"""

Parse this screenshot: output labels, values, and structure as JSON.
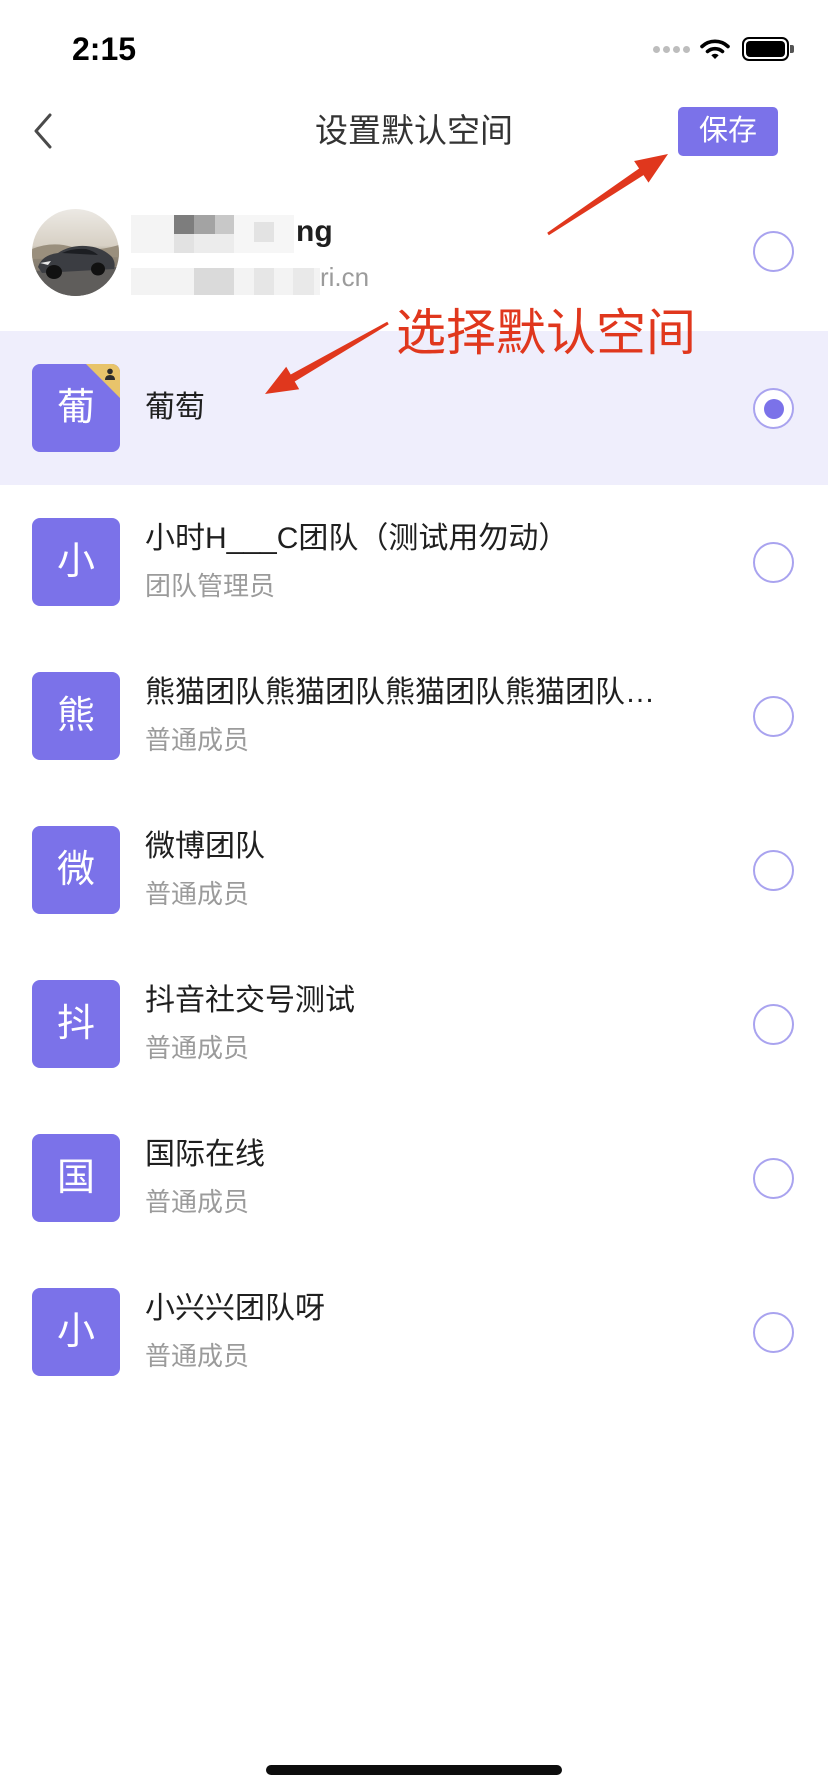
{
  "status_bar": {
    "time": "2:15",
    "icons": [
      "signal-dots-icon",
      "wifi-icon",
      "battery-icon"
    ]
  },
  "nav": {
    "back_icon": "chevron-left-icon",
    "title": "设置默认空间",
    "save_label": "保存"
  },
  "annotation": {
    "text": "选择默认空间"
  },
  "colors": {
    "accent": "#7B72E9",
    "selected_bg": "#EFEEFC",
    "radio_border": "#A9A3EF",
    "annotation": "#E0371D",
    "badge": "#E8C46B"
  },
  "account": {
    "avatar": "car-photo-avatar",
    "name_visible": "ng",
    "email_visible": "ri.cn",
    "selected": false
  },
  "spaces": [
    {
      "icon_char": "葡",
      "name": "葡萄",
      "owner_badge": true,
      "selected": true
    },
    {
      "icon_char": "小",
      "name": "小时H___C团队（测试用勿动）",
      "role": "团队管理员",
      "selected": false
    },
    {
      "icon_char": "熊",
      "name": "熊猫团队熊猫团队熊猫团队熊猫团队…",
      "role": "普通成员",
      "selected": false
    },
    {
      "icon_char": "微",
      "name": "微博团队",
      "role": "普通成员",
      "selected": false
    },
    {
      "icon_char": "抖",
      "name": "抖音社交号测试",
      "role": "普通成员",
      "selected": false
    },
    {
      "icon_char": "国",
      "name": "国际在线",
      "role": "普通成员",
      "selected": false
    },
    {
      "icon_char": "小",
      "name": "小兴兴团队呀",
      "role": "普通成员",
      "selected": false
    }
  ]
}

"""

Copy all the entries word for word. Omit any pictures.

[RESULT OF THIS TASK]:
Parse this screenshot: output labels, values, and structure as JSON.
{
  "status_bar": {
    "time": "2:15",
    "icons": [
      "signal-dots-icon",
      "wifi-icon",
      "battery-icon"
    ]
  },
  "nav": {
    "back_icon": "chevron-left-icon",
    "title": "设置默认空间",
    "save_label": "保存"
  },
  "annotation": {
    "text": "选择默认空间"
  },
  "colors": {
    "accent": "#7B72E9",
    "selected_bg": "#EFEEFC",
    "radio_border": "#A9A3EF",
    "annotation": "#E0371D",
    "badge": "#E8C46B"
  },
  "account": {
    "avatar": "car-photo-avatar",
    "name_visible": "ng",
    "email_visible": "ri.cn",
    "selected": false
  },
  "spaces": [
    {
      "icon_char": "葡",
      "name": "葡萄",
      "owner_badge": true,
      "selected": true
    },
    {
      "icon_char": "小",
      "name": "小时H___C团队（测试用勿动）",
      "role": "团队管理员",
      "selected": false
    },
    {
      "icon_char": "熊",
      "name": "熊猫团队熊猫团队熊猫团队熊猫团队…",
      "role": "普通成员",
      "selected": false
    },
    {
      "icon_char": "微",
      "name": "微博团队",
      "role": "普通成员",
      "selected": false
    },
    {
      "icon_char": "抖",
      "name": "抖音社交号测试",
      "role": "普通成员",
      "selected": false
    },
    {
      "icon_char": "国",
      "name": "国际在线",
      "role": "普通成员",
      "selected": false
    },
    {
      "icon_char": "小",
      "name": "小兴兴团队呀",
      "role": "普通成员",
      "selected": false
    }
  ]
}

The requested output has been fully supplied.